* **Records for this exercise**
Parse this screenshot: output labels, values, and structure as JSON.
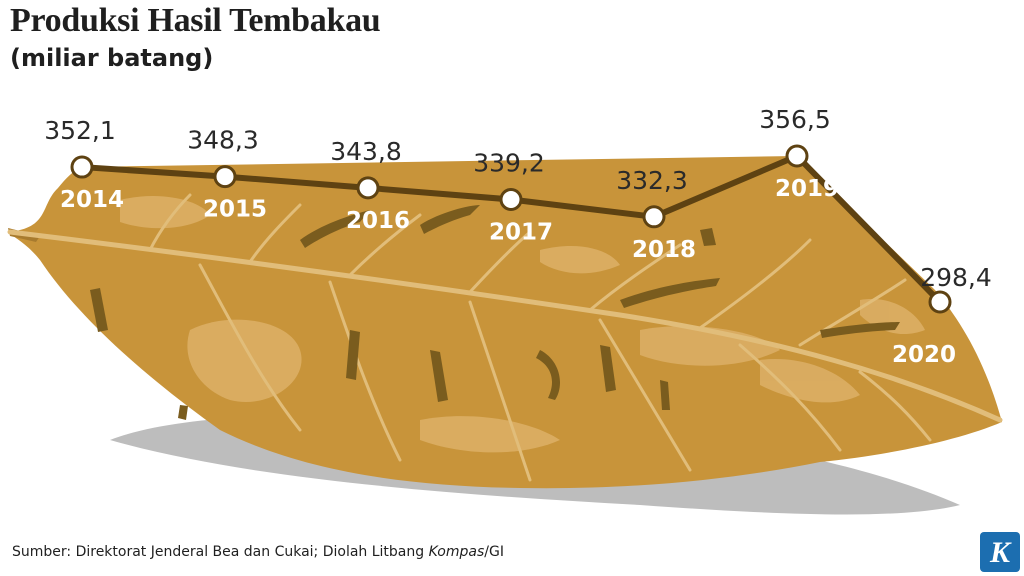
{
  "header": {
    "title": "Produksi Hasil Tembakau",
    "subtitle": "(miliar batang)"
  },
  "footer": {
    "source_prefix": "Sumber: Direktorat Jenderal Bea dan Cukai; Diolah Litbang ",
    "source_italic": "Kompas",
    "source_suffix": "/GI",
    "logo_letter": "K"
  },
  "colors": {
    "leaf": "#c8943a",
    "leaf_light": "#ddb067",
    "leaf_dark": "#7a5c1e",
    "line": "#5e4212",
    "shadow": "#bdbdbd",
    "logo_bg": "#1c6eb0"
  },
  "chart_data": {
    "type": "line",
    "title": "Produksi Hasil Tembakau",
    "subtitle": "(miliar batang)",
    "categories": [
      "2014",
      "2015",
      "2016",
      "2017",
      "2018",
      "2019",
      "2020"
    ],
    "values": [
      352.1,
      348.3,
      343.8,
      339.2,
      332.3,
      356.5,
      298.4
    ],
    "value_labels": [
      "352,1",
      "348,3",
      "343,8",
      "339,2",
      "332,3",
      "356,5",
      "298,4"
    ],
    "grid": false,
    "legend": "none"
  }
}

* **Task goal**
From the data above, count the lines where "miliar" occurs and give that figure and nothing else.

* **Finished task**
2